* Start Records shown *
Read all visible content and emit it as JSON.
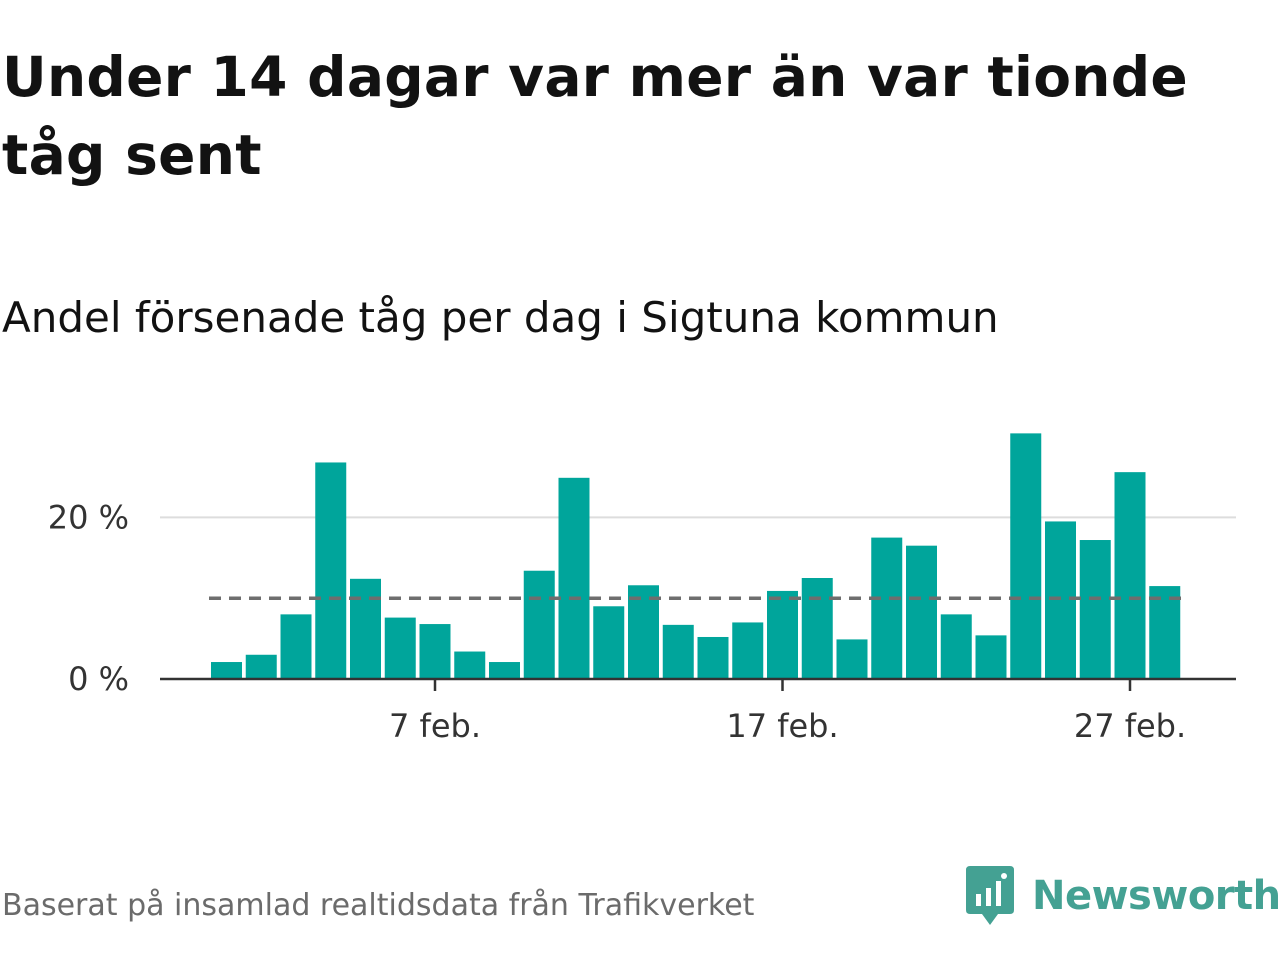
{
  "header": {
    "title": "Under 14 dagar var mer än var tionde tåg sent",
    "subtitle": "Andel försenade tåg per dag i Sigtuna kommun"
  },
  "footer": {
    "source": "Baserat på insamlad realtidsdata från Trafikverket",
    "brand": "Newsworthy"
  },
  "colors": {
    "bar": "#00a59b",
    "reference_line": "#6e6e6e",
    "gridline": "#dddddd",
    "axis": "#333333",
    "brand": "#44a193"
  },
  "icons": {
    "brand_logo": "newsworthy-logo-icon"
  },
  "chart_data": {
    "type": "bar",
    "x": [
      "2024-02-01",
      "2024-02-02",
      "2024-02-03",
      "2024-02-04",
      "2024-02-05",
      "2024-02-06",
      "2024-02-07",
      "2024-02-08",
      "2024-02-09",
      "2024-02-10",
      "2024-02-11",
      "2024-02-12",
      "2024-02-13",
      "2024-02-14",
      "2024-02-15",
      "2024-02-16",
      "2024-02-17",
      "2024-02-18",
      "2024-02-19",
      "2024-02-20",
      "2024-02-21",
      "2024-02-22",
      "2024-02-23",
      "2024-02-24",
      "2024-02-25",
      "2024-02-26",
      "2024-02-27",
      "2024-02-28"
    ],
    "values": [
      2.1,
      3.0,
      8.0,
      26.8,
      12.4,
      7.6,
      6.8,
      3.4,
      2.1,
      13.4,
      24.9,
      9.0,
      11.6,
      6.7,
      5.2,
      7.0,
      10.9,
      12.5,
      4.9,
      17.5,
      16.5,
      8.0,
      5.4,
      30.4,
      19.5,
      17.2,
      25.6,
      11.5
    ],
    "reference_line": 10,
    "ylim": [
      0,
      32
    ],
    "yticks": [
      0,
      20
    ],
    "ytick_labels": [
      "0 %",
      "20 %"
    ],
    "xticks": [
      {
        "date": "2024-02-07",
        "label": "7 feb."
      },
      {
        "date": "2024-02-17",
        "label": "17 feb."
      },
      {
        "date": "2024-02-27",
        "label": "27 feb."
      }
    ],
    "grid": true,
    "legend": false
  }
}
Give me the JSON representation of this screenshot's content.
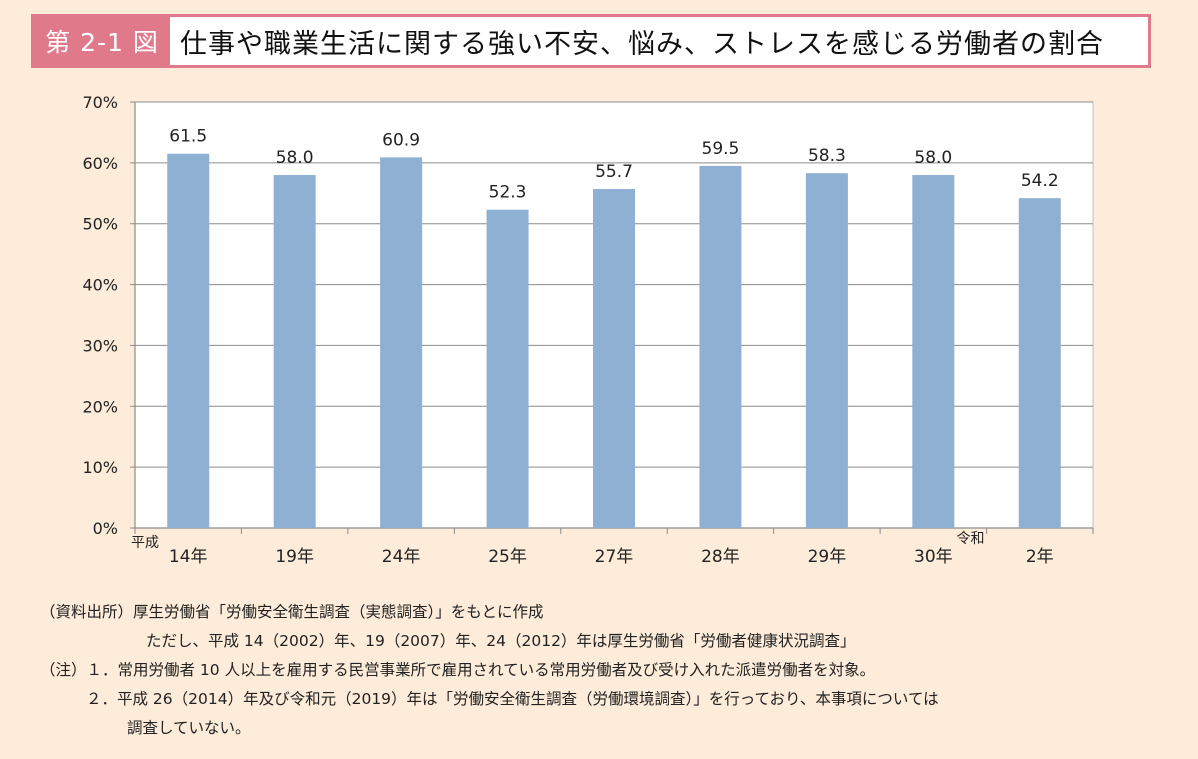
{
  "header": {
    "figure_label": "第 2-1 図",
    "title": "仕事や職業生活に関する強い不安、悩み、ストレスを感じる労働者の割合"
  },
  "chart_data": {
    "type": "bar",
    "title": "仕事や職業生活に関する強い不安、悩み、ストレスを感じる労働者の割合",
    "categories": [
      "14年",
      "19年",
      "24年",
      "25年",
      "27年",
      "28年",
      "29年",
      "30年",
      "2年"
    ],
    "era_labels": {
      "heisei": "平成",
      "reiwa": "令和"
    },
    "values": [
      61.5,
      58.0,
      60.9,
      52.3,
      55.7,
      59.5,
      58.3,
      58.0,
      54.2
    ],
    "value_labels": [
      "61.5",
      "58.0",
      "60.9",
      "52.3",
      "55.7",
      "59.5",
      "58.3",
      "58.0",
      "54.2"
    ],
    "y_ticks": [
      "0%",
      "10%",
      "20%",
      "30%",
      "40%",
      "50%",
      "60%",
      "70%"
    ],
    "ylim": [
      0,
      70
    ],
    "grid": true,
    "bar_color": "#8db0d3",
    "plot_background": "#ffffff"
  },
  "notes": {
    "source_1": "（資料出所）厚生労働省「労働安全衛生調査（実態調査）」をもとに作成",
    "source_2": "ただし、平成 14（2002）年、19（2007）年、24（2012）年は厚生労働省「労働者健康状況調査」",
    "note_1": "（注）１．常用労働者 10 人以上を雇用する民営事業所で雇用されている常用労働者及び受け入れた派遣労働者を対象。",
    "note_2": "２．平成 26（2014）年及び令和元（2019）年は「労働安全衛生調査（労働環境調査）」を行っており、本事項については",
    "note_3": "調査していない。"
  }
}
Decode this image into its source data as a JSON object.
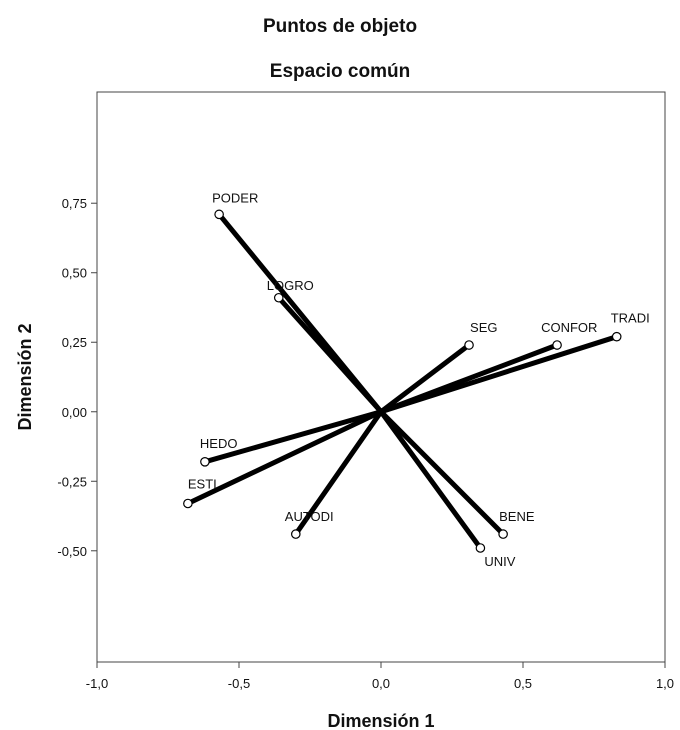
{
  "chart_data": {
    "type": "scatter",
    "title": "Puntos de objeto",
    "subtitle": "Espacio común",
    "xlabel": "Dimensión 1",
    "ylabel": "Dimensión 2",
    "xlim": [
      -1.0,
      1.0
    ],
    "ylim": [
      -0.9,
      1.15
    ],
    "xticks": [
      -1.0,
      -0.5,
      0.0,
      0.5,
      1.0
    ],
    "xtick_labels": [
      "-1,0",
      "-0,5",
      "0,0",
      "0,5",
      "1,0"
    ],
    "yticks": [
      -0.5,
      -0.25,
      0.0,
      0.25,
      0.5,
      0.75
    ],
    "ytick_labels": [
      "-0,50",
      "-0,25",
      "0,00",
      "0,25",
      "0,50",
      "0,75"
    ],
    "grid": false,
    "vectors_from_origin": true,
    "points": [
      {
        "label": "PODER",
        "x": -0.57,
        "y": 0.71
      },
      {
        "label": "LOGRO",
        "x": -0.36,
        "y": 0.41
      },
      {
        "label": "SEG",
        "x": 0.31,
        "y": 0.24
      },
      {
        "label": "CONFOR",
        "x": 0.62,
        "y": 0.24
      },
      {
        "label": "TRADI",
        "x": 0.83,
        "y": 0.27
      },
      {
        "label": "HEDO",
        "x": -0.62,
        "y": -0.18
      },
      {
        "label": "ESTI",
        "x": -0.68,
        "y": -0.33
      },
      {
        "label": "AUTODI",
        "x": -0.3,
        "y": -0.44
      },
      {
        "label": "BENE",
        "x": 0.43,
        "y": -0.44
      },
      {
        "label": "UNIV",
        "x": 0.35,
        "y": -0.49
      }
    ]
  }
}
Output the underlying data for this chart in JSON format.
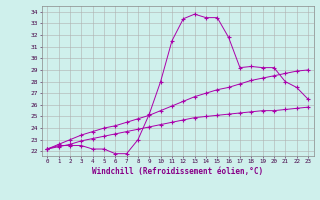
{
  "xlabel": "Windchill (Refroidissement éolien,°C)",
  "background_color": "#cff0ec",
  "grid_color": "#b0b0b0",
  "line_color": "#aa00aa",
  "hours": [
    0,
    1,
    2,
    3,
    4,
    5,
    6,
    7,
    8,
    9,
    10,
    11,
    12,
    13,
    14,
    15,
    16,
    17,
    18,
    19,
    20,
    21,
    22,
    23
  ],
  "windchill": [
    22.2,
    22.5,
    22.5,
    22.5,
    22.2,
    22.2,
    21.8,
    21.8,
    23.0,
    25.2,
    28.0,
    31.5,
    33.4,
    33.8,
    33.5,
    33.5,
    31.8,
    29.2,
    29.3,
    29.2,
    29.2,
    28.0,
    27.5,
    26.5
  ],
  "temp_line1": [
    22.2,
    22.4,
    22.6,
    22.9,
    23.1,
    23.3,
    23.5,
    23.7,
    23.9,
    24.1,
    24.3,
    24.5,
    24.7,
    24.9,
    25.0,
    25.1,
    25.2,
    25.3,
    25.4,
    25.5,
    25.5,
    25.6,
    25.7,
    25.8
  ],
  "temp_line2": [
    22.2,
    22.6,
    23.0,
    23.4,
    23.7,
    24.0,
    24.2,
    24.5,
    24.8,
    25.1,
    25.5,
    25.9,
    26.3,
    26.7,
    27.0,
    27.3,
    27.5,
    27.8,
    28.1,
    28.3,
    28.5,
    28.7,
    28.9,
    29.0
  ],
  "ylim_min": 21.6,
  "ylim_max": 34.5,
  "yticks": [
    22,
    23,
    24,
    25,
    26,
    27,
    28,
    29,
    30,
    31,
    32,
    33,
    34
  ]
}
* End Records shown *
_Stated problem:_ Exclude the images and reproduce the remaining data exactly.

_The response:_
Read all visible content and emit it as JSON.
{
  "header": {
    "title": "Under 14 dagar var mer än var tionde tåg sent",
    "subtitle": "Andel försenade tåg per dag i Sigtuna kommun"
  },
  "footer": {
    "source": "Baserat på insamlad realtidsdata från Trafikverket",
    "brand": "Newsworthy"
  },
  "colors": {
    "bar": "#00a59b",
    "reference_line": "#6e6e6e",
    "gridline": "#dddddd",
    "axis": "#333333",
    "brand": "#44a193"
  },
  "icons": {
    "brand_logo": "newsworthy-logo-icon"
  },
  "chart_data": {
    "type": "bar",
    "x": [
      "2024-02-01",
      "2024-02-02",
      "2024-02-03",
      "2024-02-04",
      "2024-02-05",
      "2024-02-06",
      "2024-02-07",
      "2024-02-08",
      "2024-02-09",
      "2024-02-10",
      "2024-02-11",
      "2024-02-12",
      "2024-02-13",
      "2024-02-14",
      "2024-02-15",
      "2024-02-16",
      "2024-02-17",
      "2024-02-18",
      "2024-02-19",
      "2024-02-20",
      "2024-02-21",
      "2024-02-22",
      "2024-02-23",
      "2024-02-24",
      "2024-02-25",
      "2024-02-26",
      "2024-02-27",
      "2024-02-28"
    ],
    "values": [
      2.1,
      3.0,
      8.0,
      26.8,
      12.4,
      7.6,
      6.8,
      3.4,
      2.1,
      13.4,
      24.9,
      9.0,
      11.6,
      6.7,
      5.2,
      7.0,
      10.9,
      12.5,
      4.9,
      17.5,
      16.5,
      8.0,
      5.4,
      30.4,
      19.5,
      17.2,
      25.6,
      11.5
    ],
    "reference_line": 10,
    "ylim": [
      0,
      32
    ],
    "yticks": [
      0,
      20
    ],
    "ytick_labels": [
      "0 %",
      "20 %"
    ],
    "xticks": [
      {
        "date": "2024-02-07",
        "label": "7 feb."
      },
      {
        "date": "2024-02-17",
        "label": "17 feb."
      },
      {
        "date": "2024-02-27",
        "label": "27 feb."
      }
    ],
    "grid": true,
    "legend": false
  }
}
Give me the JSON representation of this screenshot's content.
{
  "header": {
    "figure_label": "第 2-1 図",
    "title": "仕事や職業生活に関する強い不安、悩み、ストレスを感じる労働者の割合"
  },
  "chart_data": {
    "type": "bar",
    "title": "仕事や職業生活に関する強い不安、悩み、ストレスを感じる労働者の割合",
    "categories": [
      "14年",
      "19年",
      "24年",
      "25年",
      "27年",
      "28年",
      "29年",
      "30年",
      "2年"
    ],
    "era_labels": {
      "heisei": "平成",
      "reiwa": "令和"
    },
    "values": [
      61.5,
      58.0,
      60.9,
      52.3,
      55.7,
      59.5,
      58.3,
      58.0,
      54.2
    ],
    "value_labels": [
      "61.5",
      "58.0",
      "60.9",
      "52.3",
      "55.7",
      "59.5",
      "58.3",
      "58.0",
      "54.2"
    ],
    "y_ticks": [
      "0%",
      "10%",
      "20%",
      "30%",
      "40%",
      "50%",
      "60%",
      "70%"
    ],
    "ylim": [
      0,
      70
    ],
    "grid": true,
    "bar_color": "#8db0d3",
    "plot_background": "#ffffff"
  },
  "notes": {
    "source_1": "（資料出所）厚生労働省「労働安全衛生調査（実態調査）」をもとに作成",
    "source_2": "ただし、平成 14（2002）年、19（2007）年、24（2012）年は厚生労働省「労働者健康状況調査」",
    "note_1": "（注）１．常用労働者 10 人以上を雇用する民営事業所で雇用されている常用労働者及び受け入れた派遣労働者を対象。",
    "note_2": "２．平成 26（2014）年及び令和元（2019）年は「労働安全衛生調査（労働環境調査）」を行っており、本事項については",
    "note_3": "調査していない。"
  }
}
Decode this image into its source data as a JSON object.
{
  "chart_data": {
    "type": "scatter",
    "title": "Puntos de objeto",
    "subtitle": "Espacio común",
    "xlabel": "Dimensión 1",
    "ylabel": "Dimensión 2",
    "xlim": [
      -1.0,
      1.0
    ],
    "ylim": [
      -0.9,
      1.15
    ],
    "xticks": [
      -1.0,
      -0.5,
      0.0,
      0.5,
      1.0
    ],
    "xtick_labels": [
      "-1,0",
      "-0,5",
      "0,0",
      "0,5",
      "1,0"
    ],
    "yticks": [
      -0.5,
      -0.25,
      0.0,
      0.25,
      0.5,
      0.75
    ],
    "ytick_labels": [
      "-0,50",
      "-0,25",
      "0,00",
      "0,25",
      "0,50",
      "0,75"
    ],
    "grid": false,
    "vectors_from_origin": true,
    "points": [
      {
        "label": "PODER",
        "x": -0.57,
        "y": 0.71
      },
      {
        "label": "LOGRO",
        "x": -0.36,
        "y": 0.41
      },
      {
        "label": "SEG",
        "x": 0.31,
        "y": 0.24
      },
      {
        "label": "CONFOR",
        "x": 0.62,
        "y": 0.24
      },
      {
        "label": "TRADI",
        "x": 0.83,
        "y": 0.27
      },
      {
        "label": "HEDO",
        "x": -0.62,
        "y": -0.18
      },
      {
        "label": "ESTI",
        "x": -0.68,
        "y": -0.33
      },
      {
        "label": "AUTODI",
        "x": -0.3,
        "y": -0.44
      },
      {
        "label": "BENE",
        "x": 0.43,
        "y": -0.44
      },
      {
        "label": "UNIV",
        "x": 0.35,
        "y": -0.49
      }
    ]
  }
}
Output the underlying data for this chart in JSON format.
{
  "xlabel": "Windchill (Refroidissement éolien,°C)",
  "background_color": "#cff0ec",
  "grid_color": "#b0b0b0",
  "line_color": "#aa00aa",
  "hours": [
    0,
    1,
    2,
    3,
    4,
    5,
    6,
    7,
    8,
    9,
    10,
    11,
    12,
    13,
    14,
    15,
    16,
    17,
    18,
    19,
    20,
    21,
    22,
    23
  ],
  "windchill": [
    22.2,
    22.5,
    22.5,
    22.5,
    22.2,
    22.2,
    21.8,
    21.8,
    23.0,
    25.2,
    28.0,
    31.5,
    33.4,
    33.8,
    33.5,
    33.5,
    31.8,
    29.2,
    29.3,
    29.2,
    29.2,
    28.0,
    27.5,
    26.5
  ],
  "temp_line1": [
    22.2,
    22.4,
    22.6,
    22.9,
    23.1,
    23.3,
    23.5,
    23.7,
    23.9,
    24.1,
    24.3,
    24.5,
    24.7,
    24.9,
    25.0,
    25.1,
    25.2,
    25.3,
    25.4,
    25.5,
    25.5,
    25.6,
    25.7,
    25.8
  ],
  "temp_line2": [
    22.2,
    22.6,
    23.0,
    23.4,
    23.7,
    24.0,
    24.2,
    24.5,
    24.8,
    25.1,
    25.5,
    25.9,
    26.3,
    26.7,
    27.0,
    27.3,
    27.5,
    27.8,
    28.1,
    28.3,
    28.5,
    28.7,
    28.9,
    29.0
  ],
  "ylim_min": 21.6,
  "ylim_max": 34.5,
  "yticks": [
    22,
    23,
    24,
    25,
    26,
    27,
    28,
    29,
    30,
    31,
    32,
    33,
    34
  ]
}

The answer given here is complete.